= EXERCISE DATA =
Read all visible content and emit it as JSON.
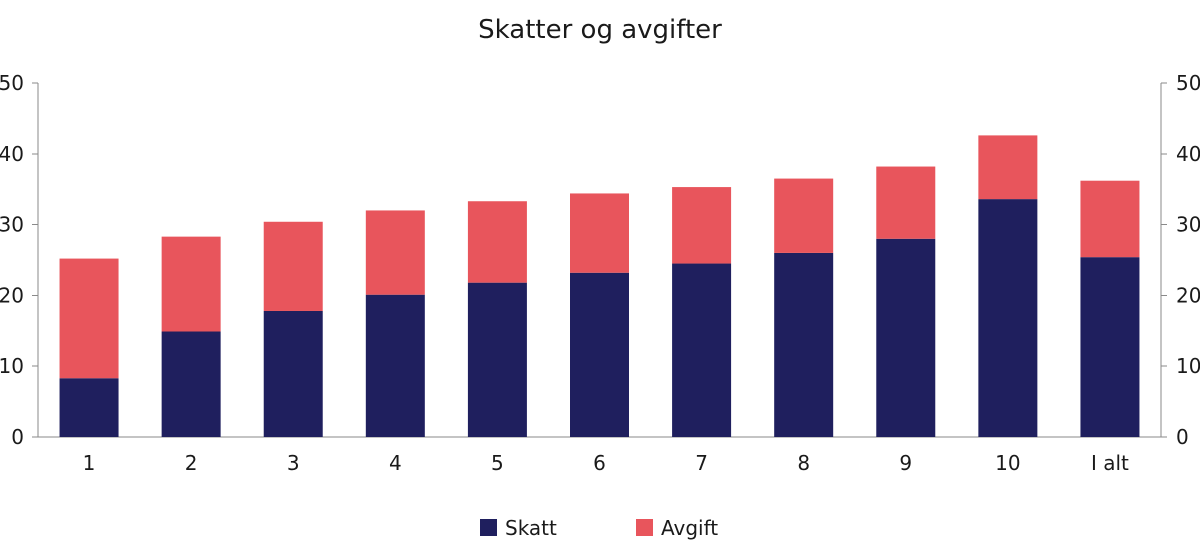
{
  "chart_data": {
    "type": "bar",
    "stacked": true,
    "title": "Skatter og avgifter",
    "xlabel": "",
    "ylabel": "",
    "ylim": [
      0,
      50
    ],
    "yticks": [
      0,
      10,
      20,
      30,
      40,
      50
    ],
    "categories": [
      "1",
      "2",
      "3",
      "4",
      "5",
      "6",
      "7",
      "8",
      "9",
      "10",
      "I alt"
    ],
    "series": [
      {
        "name": "Skatt",
        "color": "#1f1f5e",
        "values": [
          8.3,
          14.9,
          17.8,
          20.1,
          21.8,
          23.2,
          24.5,
          26.0,
          28.0,
          33.6,
          25.4
        ]
      },
      {
        "name": "Avgift",
        "color": "#e8555c",
        "values": [
          16.9,
          13.4,
          12.6,
          11.9,
          11.5,
          11.2,
          10.8,
          10.5,
          10.2,
          9.0,
          10.8
        ]
      }
    ],
    "grid": false,
    "legend_position": "bottom-center",
    "dual_y_axis": true
  }
}
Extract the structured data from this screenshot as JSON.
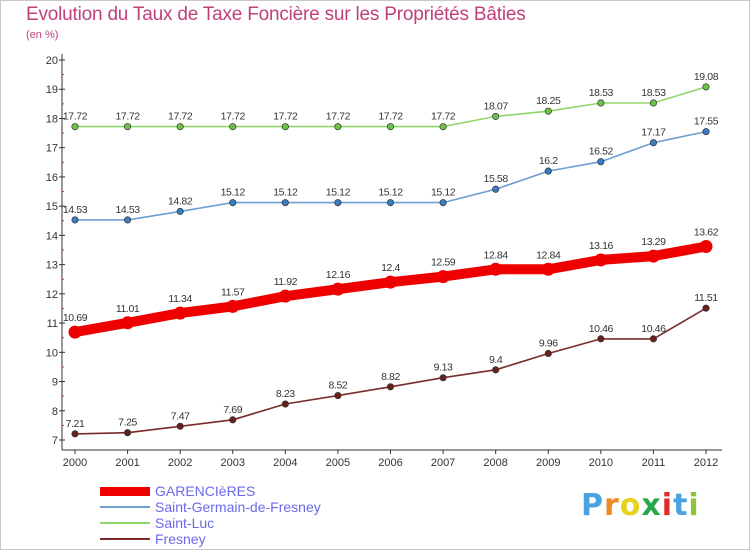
{
  "header": {
    "title": "Evolution du Taux de Taxe Foncière sur les Propriétés Bâties",
    "subtitle": "(en %)"
  },
  "chart_data": {
    "type": "line",
    "title": "Evolution du Taux de Taxe Foncière sur les Propriétés Bâties",
    "subtitle": "(en %)",
    "x": [
      "2000",
      "2001",
      "2002",
      "2003",
      "2004",
      "2005",
      "2006",
      "2007",
      "2008",
      "2009",
      "2010",
      "2011",
      "2012"
    ],
    "ylim": [
      7,
      20
    ],
    "yticks": [
      7,
      8,
      9,
      10,
      11,
      12,
      13,
      14,
      15,
      16,
      17,
      18,
      19,
      20
    ],
    "grid": false,
    "legend_position": "bottom-left",
    "series": [
      {
        "name": "GARENCIèRES",
        "color": "#ee0000",
        "emphasis": true,
        "values": [
          10.69,
          11.01,
          11.34,
          11.57,
          11.92,
          12.16,
          12.4,
          12.59,
          12.84,
          12.84,
          13.16,
          13.29,
          13.62
        ],
        "labels": [
          "10.69",
          "11.01",
          "11.34",
          "11.57",
          "11.92",
          "12.16",
          "12.4",
          "12.59",
          "12.84",
          "12.84",
          "13.16",
          "13.29",
          "13.62"
        ]
      },
      {
        "name": "Saint-Germain-de-Fresney",
        "color": "#6d9fd0",
        "marker": "#3a7cc0",
        "values": [
          14.53,
          14.53,
          14.82,
          15.12,
          15.12,
          15.12,
          15.12,
          15.12,
          15.58,
          16.2,
          16.52,
          17.17,
          17.55
        ],
        "labels": [
          "14.53",
          "14.53",
          "14.82",
          "15.12",
          "15.12",
          "15.12",
          "15.12",
          "15.12",
          "15.58",
          "16.2",
          "16.52",
          "17.17",
          "17.55"
        ]
      },
      {
        "name": "Saint-Luc",
        "color": "#8fd66b",
        "marker": "#6cc248",
        "values": [
          17.72,
          17.72,
          17.72,
          17.72,
          17.72,
          17.72,
          17.72,
          17.72,
          18.07,
          18.25,
          18.53,
          18.53,
          19.08
        ],
        "labels": [
          "17.72",
          "17.72",
          "17.72",
          "17.72",
          "17.72",
          "17.72",
          "17.72",
          "17.72",
          "18.07",
          "18.25",
          "18.53",
          "18.53",
          "19.08"
        ]
      },
      {
        "name": "Fresney",
        "color": "#7a2a2a",
        "marker": "#6a1f1f",
        "values": [
          7.21,
          7.25,
          7.47,
          7.69,
          8.23,
          8.52,
          8.82,
          9.13,
          9.4,
          9.96,
          10.46,
          10.46,
          11.51
        ],
        "labels": [
          "7.21",
          "7.25",
          "7.47",
          "7.69",
          "8.23",
          "8.52",
          "8.82",
          "9.13",
          "9.4",
          "9.96",
          "10.46",
          "10.46",
          "11.51"
        ]
      }
    ]
  },
  "legend": {
    "items": [
      {
        "label": "GARENCIèRES",
        "color": "#ee0000",
        "thick": true
      },
      {
        "label": "Saint-Germain-de-Fresney",
        "color": "#6d9fd0",
        "thick": false
      },
      {
        "label": "Saint-Luc",
        "color": "#8fd66b",
        "thick": false
      },
      {
        "label": "Fresney",
        "color": "#7a2a2a",
        "thick": false
      }
    ]
  },
  "logo": {
    "text": "Proxiti",
    "letter_colors": [
      "#4aa3df",
      "#f08a24",
      "#e8d21d",
      "#2aa84a",
      "#e02a2a",
      "#4aa3df",
      "#8fc43a"
    ]
  }
}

= AIM =
Your task is to retype all the entries exactly and leave out any pictures.

= THE RESPONSE =
Read all visible content and emit it as JSON.
{
  "chart_data": {
    "type": "bar",
    "stacked": true,
    "title": "Skatter og avgifter",
    "xlabel": "",
    "ylabel": "",
    "ylim": [
      0,
      50
    ],
    "yticks": [
      0,
      10,
      20,
      30,
      40,
      50
    ],
    "categories": [
      "1",
      "2",
      "3",
      "4",
      "5",
      "6",
      "7",
      "8",
      "9",
      "10",
      "I alt"
    ],
    "series": [
      {
        "name": "Skatt",
        "color": "#1f1f5e",
        "values": [
          8.3,
          14.9,
          17.8,
          20.1,
          21.8,
          23.2,
          24.5,
          26.0,
          28.0,
          33.6,
          25.4
        ]
      },
      {
        "name": "Avgift",
        "color": "#e8555c",
        "values": [
          16.9,
          13.4,
          12.6,
          11.9,
          11.5,
          11.2,
          10.8,
          10.5,
          10.2,
          9.0,
          10.8
        ]
      }
    ],
    "grid": false,
    "legend_position": "bottom-center",
    "dual_y_axis": true
  }
}
Extract the structured data from this screenshot as JSON.
{
  "header": {
    "title": "Evolution du Taux de Taxe Foncière sur les Propriétés Bâties",
    "subtitle": "(en %)"
  },
  "chart_data": {
    "type": "line",
    "title": "Evolution du Taux de Taxe Foncière sur les Propriétés Bâties",
    "subtitle": "(en %)",
    "x": [
      "2000",
      "2001",
      "2002",
      "2003",
      "2004",
      "2005",
      "2006",
      "2007",
      "2008",
      "2009",
      "2010",
      "2011",
      "2012"
    ],
    "ylim": [
      7,
      20
    ],
    "yticks": [
      7,
      8,
      9,
      10,
      11,
      12,
      13,
      14,
      15,
      16,
      17,
      18,
      19,
      20
    ],
    "grid": false,
    "legend_position": "bottom-left",
    "series": [
      {
        "name": "GARENCIèRES",
        "color": "#ee0000",
        "emphasis": true,
        "values": [
          10.69,
          11.01,
          11.34,
          11.57,
          11.92,
          12.16,
          12.4,
          12.59,
          12.84,
          12.84,
          13.16,
          13.29,
          13.62
        ],
        "labels": [
          "10.69",
          "11.01",
          "11.34",
          "11.57",
          "11.92",
          "12.16",
          "12.4",
          "12.59",
          "12.84",
          "12.84",
          "13.16",
          "13.29",
          "13.62"
        ]
      },
      {
        "name": "Saint-Germain-de-Fresney",
        "color": "#6d9fd0",
        "marker": "#3a7cc0",
        "values": [
          14.53,
          14.53,
          14.82,
          15.12,
          15.12,
          15.12,
          15.12,
          15.12,
          15.58,
          16.2,
          16.52,
          17.17,
          17.55
        ],
        "labels": [
          "14.53",
          "14.53",
          "14.82",
          "15.12",
          "15.12",
          "15.12",
          "15.12",
          "15.12",
          "15.58",
          "16.2",
          "16.52",
          "17.17",
          "17.55"
        ]
      },
      {
        "name": "Saint-Luc",
        "color": "#8fd66b",
        "marker": "#6cc248",
        "values": [
          17.72,
          17.72,
          17.72,
          17.72,
          17.72,
          17.72,
          17.72,
          17.72,
          18.07,
          18.25,
          18.53,
          18.53,
          19.08
        ],
        "labels": [
          "17.72",
          "17.72",
          "17.72",
          "17.72",
          "17.72",
          "17.72",
          "17.72",
          "17.72",
          "18.07",
          "18.25",
          "18.53",
          "18.53",
          "19.08"
        ]
      },
      {
        "name": "Fresney",
        "color": "#7a2a2a",
        "marker": "#6a1f1f",
        "values": [
          7.21,
          7.25,
          7.47,
          7.69,
          8.23,
          8.52,
          8.82,
          9.13,
          9.4,
          9.96,
          10.46,
          10.46,
          11.51
        ],
        "labels": [
          "7.21",
          "7.25",
          "7.47",
          "7.69",
          "8.23",
          "8.52",
          "8.82",
          "9.13",
          "9.4",
          "9.96",
          "10.46",
          "10.46",
          "11.51"
        ]
      }
    ]
  },
  "legend": {
    "items": [
      {
        "label": "GARENCIèRES",
        "color": "#ee0000",
        "thick": true
      },
      {
        "label": "Saint-Germain-de-Fresney",
        "color": "#6d9fd0",
        "thick": false
      },
      {
        "label": "Saint-Luc",
        "color": "#8fd66b",
        "thick": false
      },
      {
        "label": "Fresney",
        "color": "#7a2a2a",
        "thick": false
      }
    ]
  },
  "logo": {
    "text": "Proxiti",
    "letter_colors": [
      "#4aa3df",
      "#f08a24",
      "#e8d21d",
      "#2aa84a",
      "#e02a2a",
      "#4aa3df",
      "#8fc43a"
    ]
  }
}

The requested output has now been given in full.